- _Given request_
Locate every line in the records below that contains the word "name", and copy each one.

Data entries:

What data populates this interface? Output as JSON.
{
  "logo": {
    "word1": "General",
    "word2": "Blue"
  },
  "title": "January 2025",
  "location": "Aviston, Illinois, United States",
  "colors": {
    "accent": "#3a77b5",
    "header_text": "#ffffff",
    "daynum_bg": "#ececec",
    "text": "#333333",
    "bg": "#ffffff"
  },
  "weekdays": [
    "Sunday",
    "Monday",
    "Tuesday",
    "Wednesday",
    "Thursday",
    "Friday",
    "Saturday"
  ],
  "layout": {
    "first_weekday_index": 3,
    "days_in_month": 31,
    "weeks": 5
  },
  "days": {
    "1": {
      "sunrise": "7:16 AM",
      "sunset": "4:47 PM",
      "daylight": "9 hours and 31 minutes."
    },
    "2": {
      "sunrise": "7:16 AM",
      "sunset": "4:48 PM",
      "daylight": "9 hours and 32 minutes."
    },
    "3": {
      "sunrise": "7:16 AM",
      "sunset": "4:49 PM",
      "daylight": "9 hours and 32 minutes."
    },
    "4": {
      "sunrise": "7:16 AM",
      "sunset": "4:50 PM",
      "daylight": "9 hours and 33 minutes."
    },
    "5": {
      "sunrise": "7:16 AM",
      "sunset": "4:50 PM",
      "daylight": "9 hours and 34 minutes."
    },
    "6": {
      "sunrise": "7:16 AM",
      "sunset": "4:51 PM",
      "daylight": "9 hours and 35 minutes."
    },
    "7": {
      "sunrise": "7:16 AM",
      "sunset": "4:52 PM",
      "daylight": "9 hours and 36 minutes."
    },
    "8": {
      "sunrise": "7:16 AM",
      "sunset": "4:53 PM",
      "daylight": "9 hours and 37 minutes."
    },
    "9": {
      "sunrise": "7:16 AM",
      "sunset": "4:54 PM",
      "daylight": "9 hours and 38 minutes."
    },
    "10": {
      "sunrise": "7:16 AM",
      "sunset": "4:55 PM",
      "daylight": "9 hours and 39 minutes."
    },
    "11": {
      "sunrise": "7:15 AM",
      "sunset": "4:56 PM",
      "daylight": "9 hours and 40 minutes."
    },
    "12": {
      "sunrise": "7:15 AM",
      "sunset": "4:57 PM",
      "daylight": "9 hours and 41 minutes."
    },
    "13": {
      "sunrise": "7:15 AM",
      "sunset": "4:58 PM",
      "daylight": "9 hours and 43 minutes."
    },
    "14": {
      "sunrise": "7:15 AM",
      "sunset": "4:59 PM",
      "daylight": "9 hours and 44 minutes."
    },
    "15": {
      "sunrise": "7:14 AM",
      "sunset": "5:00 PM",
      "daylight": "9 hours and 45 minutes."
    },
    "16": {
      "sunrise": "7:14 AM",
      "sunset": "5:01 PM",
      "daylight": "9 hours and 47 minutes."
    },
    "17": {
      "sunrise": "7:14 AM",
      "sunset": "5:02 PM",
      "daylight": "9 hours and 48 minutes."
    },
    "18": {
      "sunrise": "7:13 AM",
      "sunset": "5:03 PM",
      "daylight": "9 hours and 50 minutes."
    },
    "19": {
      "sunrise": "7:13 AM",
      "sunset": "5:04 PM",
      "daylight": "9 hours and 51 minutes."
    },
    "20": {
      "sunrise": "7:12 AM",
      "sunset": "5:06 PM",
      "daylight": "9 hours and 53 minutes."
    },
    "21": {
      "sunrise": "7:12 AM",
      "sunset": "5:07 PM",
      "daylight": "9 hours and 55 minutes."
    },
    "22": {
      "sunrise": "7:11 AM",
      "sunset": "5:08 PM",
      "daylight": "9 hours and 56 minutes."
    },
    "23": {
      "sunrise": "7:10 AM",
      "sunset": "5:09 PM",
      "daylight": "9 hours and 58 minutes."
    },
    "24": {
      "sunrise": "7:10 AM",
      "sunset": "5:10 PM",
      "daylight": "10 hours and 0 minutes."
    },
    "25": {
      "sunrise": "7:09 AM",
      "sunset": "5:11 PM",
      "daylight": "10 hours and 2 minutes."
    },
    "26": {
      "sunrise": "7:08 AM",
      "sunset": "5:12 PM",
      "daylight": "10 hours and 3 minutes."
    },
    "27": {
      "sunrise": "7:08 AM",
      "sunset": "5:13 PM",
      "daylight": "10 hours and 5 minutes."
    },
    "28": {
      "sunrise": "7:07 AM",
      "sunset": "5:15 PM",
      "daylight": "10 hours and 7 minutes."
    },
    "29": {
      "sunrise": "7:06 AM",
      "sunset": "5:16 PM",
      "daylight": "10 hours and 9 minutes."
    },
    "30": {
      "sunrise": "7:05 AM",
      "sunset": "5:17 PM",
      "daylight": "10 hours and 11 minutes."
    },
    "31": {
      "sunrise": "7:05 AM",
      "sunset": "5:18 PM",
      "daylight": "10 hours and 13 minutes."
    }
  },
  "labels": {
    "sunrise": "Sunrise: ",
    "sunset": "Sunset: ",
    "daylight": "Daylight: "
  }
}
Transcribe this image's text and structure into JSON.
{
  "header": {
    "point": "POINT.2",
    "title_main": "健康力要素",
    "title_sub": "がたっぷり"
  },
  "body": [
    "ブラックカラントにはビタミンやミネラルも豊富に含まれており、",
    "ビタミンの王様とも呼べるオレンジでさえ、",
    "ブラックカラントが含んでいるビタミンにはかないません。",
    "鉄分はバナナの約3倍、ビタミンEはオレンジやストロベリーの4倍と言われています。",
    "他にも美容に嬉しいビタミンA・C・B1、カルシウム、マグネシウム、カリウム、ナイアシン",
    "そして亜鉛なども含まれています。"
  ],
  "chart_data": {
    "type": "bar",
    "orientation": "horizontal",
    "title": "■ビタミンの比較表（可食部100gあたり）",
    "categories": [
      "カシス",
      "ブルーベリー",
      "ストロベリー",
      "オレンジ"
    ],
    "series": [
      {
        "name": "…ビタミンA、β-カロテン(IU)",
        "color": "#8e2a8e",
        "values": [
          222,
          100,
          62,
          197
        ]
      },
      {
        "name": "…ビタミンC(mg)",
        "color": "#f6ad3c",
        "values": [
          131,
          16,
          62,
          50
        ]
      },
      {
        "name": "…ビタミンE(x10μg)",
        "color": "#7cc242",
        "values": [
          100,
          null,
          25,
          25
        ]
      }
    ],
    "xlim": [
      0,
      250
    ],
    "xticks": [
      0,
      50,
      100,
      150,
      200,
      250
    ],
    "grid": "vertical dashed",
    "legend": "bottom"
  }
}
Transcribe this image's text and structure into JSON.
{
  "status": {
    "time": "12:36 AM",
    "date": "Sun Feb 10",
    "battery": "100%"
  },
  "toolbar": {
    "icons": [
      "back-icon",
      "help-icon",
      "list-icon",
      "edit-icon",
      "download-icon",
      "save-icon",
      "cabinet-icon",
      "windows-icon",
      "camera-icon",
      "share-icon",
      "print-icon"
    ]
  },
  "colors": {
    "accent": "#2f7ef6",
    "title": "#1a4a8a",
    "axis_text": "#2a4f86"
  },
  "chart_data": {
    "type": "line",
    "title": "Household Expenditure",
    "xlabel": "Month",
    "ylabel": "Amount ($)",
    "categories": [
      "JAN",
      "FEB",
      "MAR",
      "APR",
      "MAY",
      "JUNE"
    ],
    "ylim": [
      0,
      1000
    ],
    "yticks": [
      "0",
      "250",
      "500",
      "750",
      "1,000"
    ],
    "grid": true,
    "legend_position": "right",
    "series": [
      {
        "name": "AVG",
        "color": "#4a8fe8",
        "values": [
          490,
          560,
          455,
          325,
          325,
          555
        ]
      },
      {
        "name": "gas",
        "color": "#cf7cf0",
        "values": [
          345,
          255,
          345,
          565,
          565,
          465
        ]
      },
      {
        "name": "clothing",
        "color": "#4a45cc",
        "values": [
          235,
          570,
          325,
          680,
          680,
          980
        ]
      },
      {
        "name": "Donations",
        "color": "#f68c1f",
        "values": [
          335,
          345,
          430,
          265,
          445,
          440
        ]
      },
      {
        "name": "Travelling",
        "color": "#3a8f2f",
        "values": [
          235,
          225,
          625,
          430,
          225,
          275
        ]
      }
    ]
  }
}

- _Exercise answer_
        "name": "…ビタミンA、β-カロテン(IU)",
        "name": "…ビタミンC(mg)",
        "name": "…ビタミンE(x10μg)",
        "name": "AVG",
        "name": "gas",
        "name": "clothing",
        "name": "Donations",
        "name": "Travelling",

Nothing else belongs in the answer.